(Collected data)
* * * *
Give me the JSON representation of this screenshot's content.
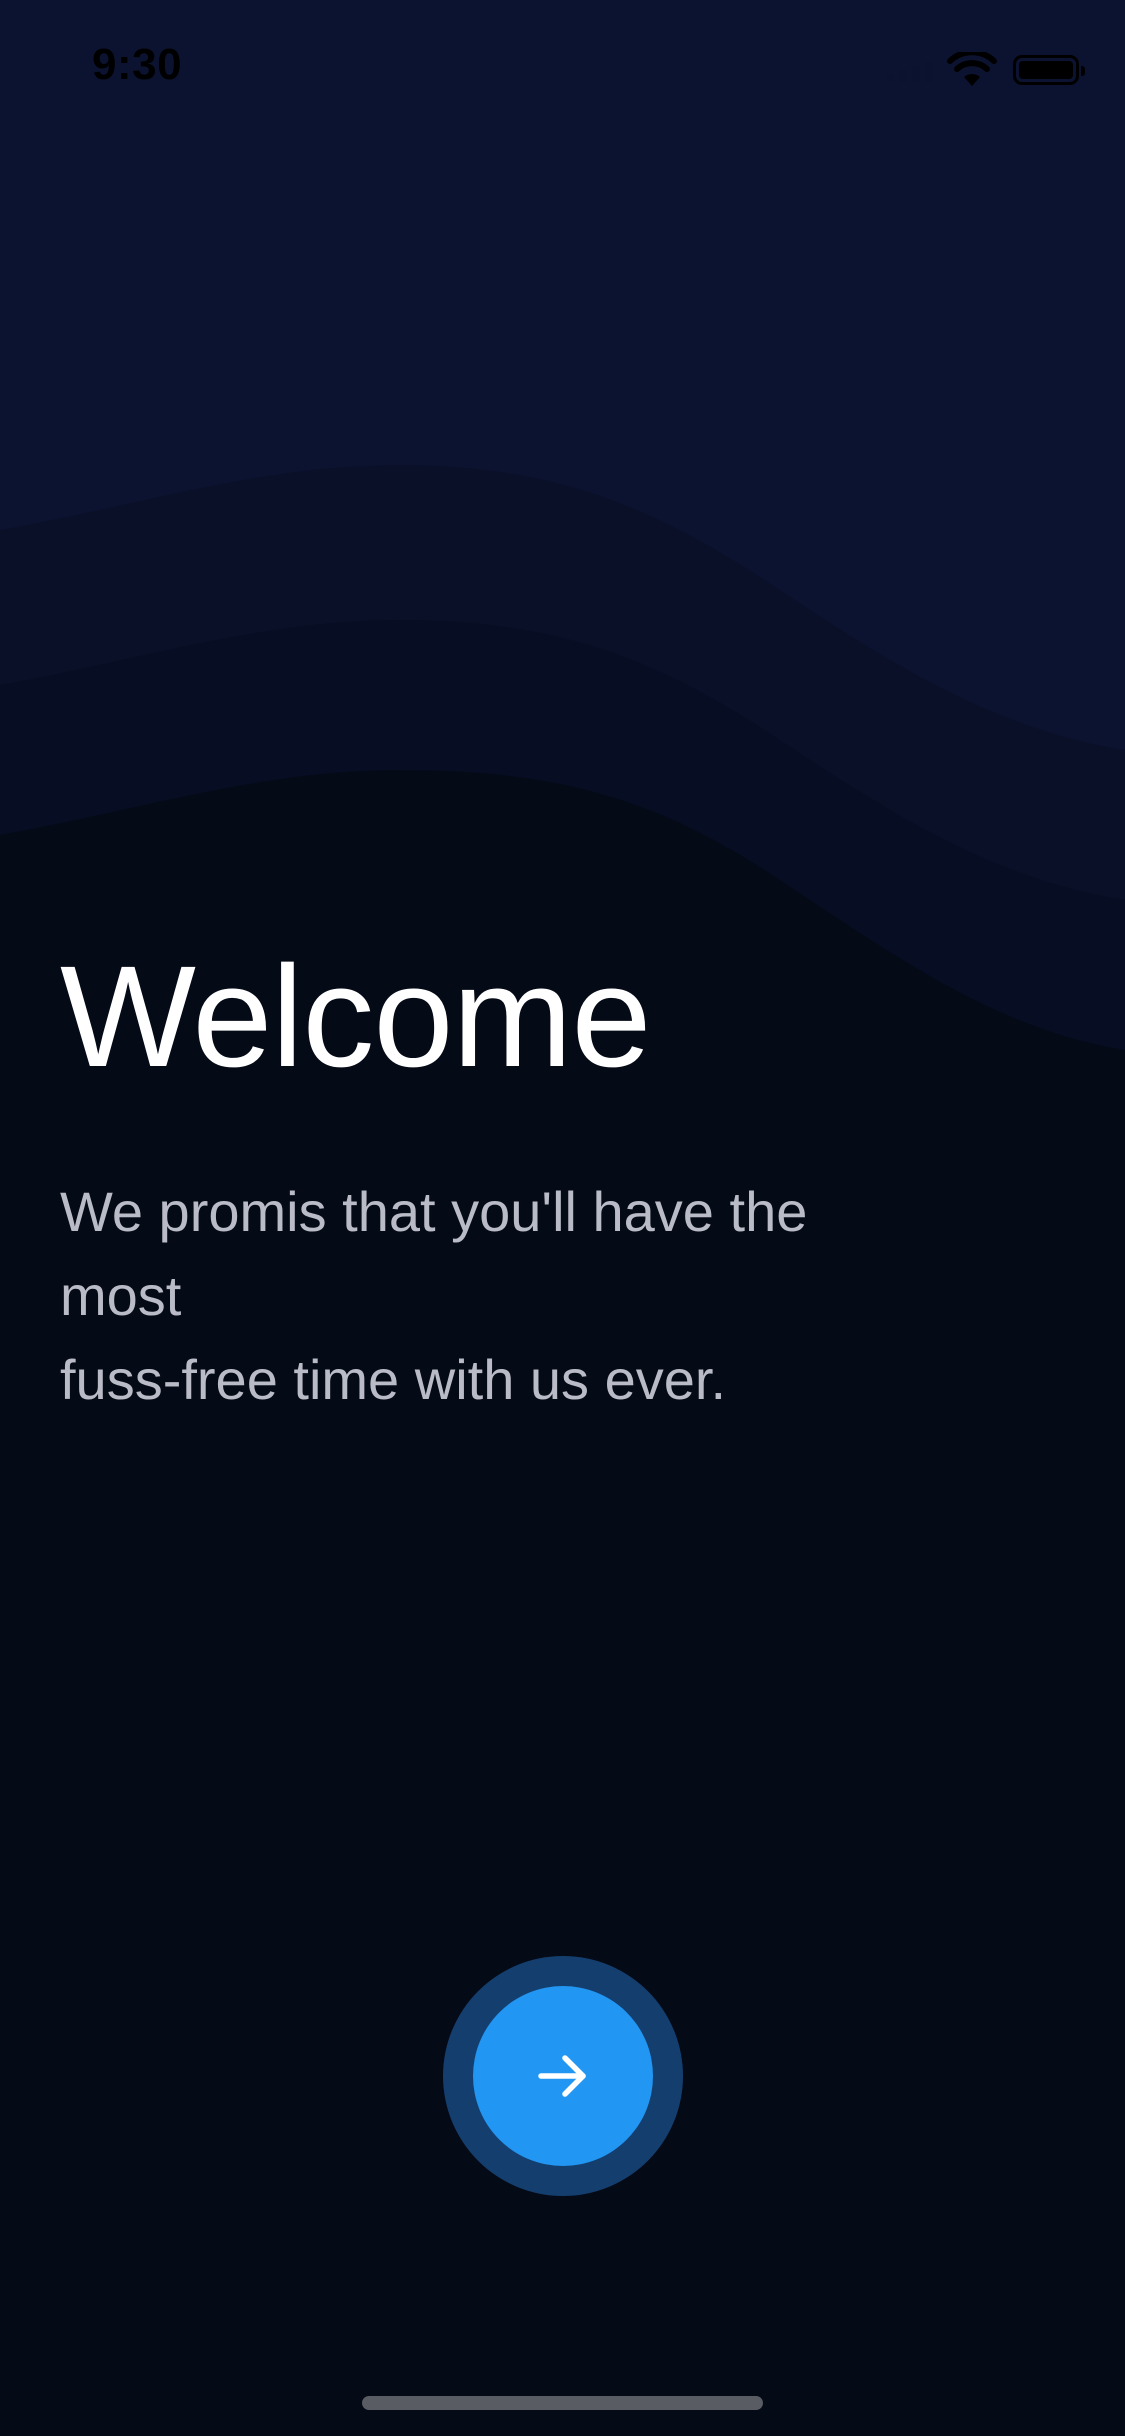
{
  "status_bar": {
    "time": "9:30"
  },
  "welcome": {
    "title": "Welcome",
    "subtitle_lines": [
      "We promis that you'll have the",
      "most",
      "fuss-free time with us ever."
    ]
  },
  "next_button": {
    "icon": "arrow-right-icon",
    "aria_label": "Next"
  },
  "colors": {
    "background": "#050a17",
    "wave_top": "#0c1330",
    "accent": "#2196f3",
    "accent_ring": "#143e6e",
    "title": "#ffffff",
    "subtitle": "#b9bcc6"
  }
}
* * * *
__Set task__. Take the records above and transcribe them exactly, dropping every picture.

__Task solution__.
Give me the JSON representation of this screenshot's content.
{
  "status_bar": {
    "time": "9:30"
  },
  "welcome": {
    "title": "Welcome",
    "subtitle_lines": [
      "We promis that you'll have the",
      "most",
      "fuss-free time with us ever."
    ]
  },
  "next_button": {
    "icon": "arrow-right-icon",
    "aria_label": "Next"
  },
  "colors": {
    "background": "#050a17",
    "wave_top": "#0c1330",
    "accent": "#2196f3",
    "accent_ring": "#143e6e",
    "title": "#ffffff",
    "subtitle": "#b9bcc6"
  }
}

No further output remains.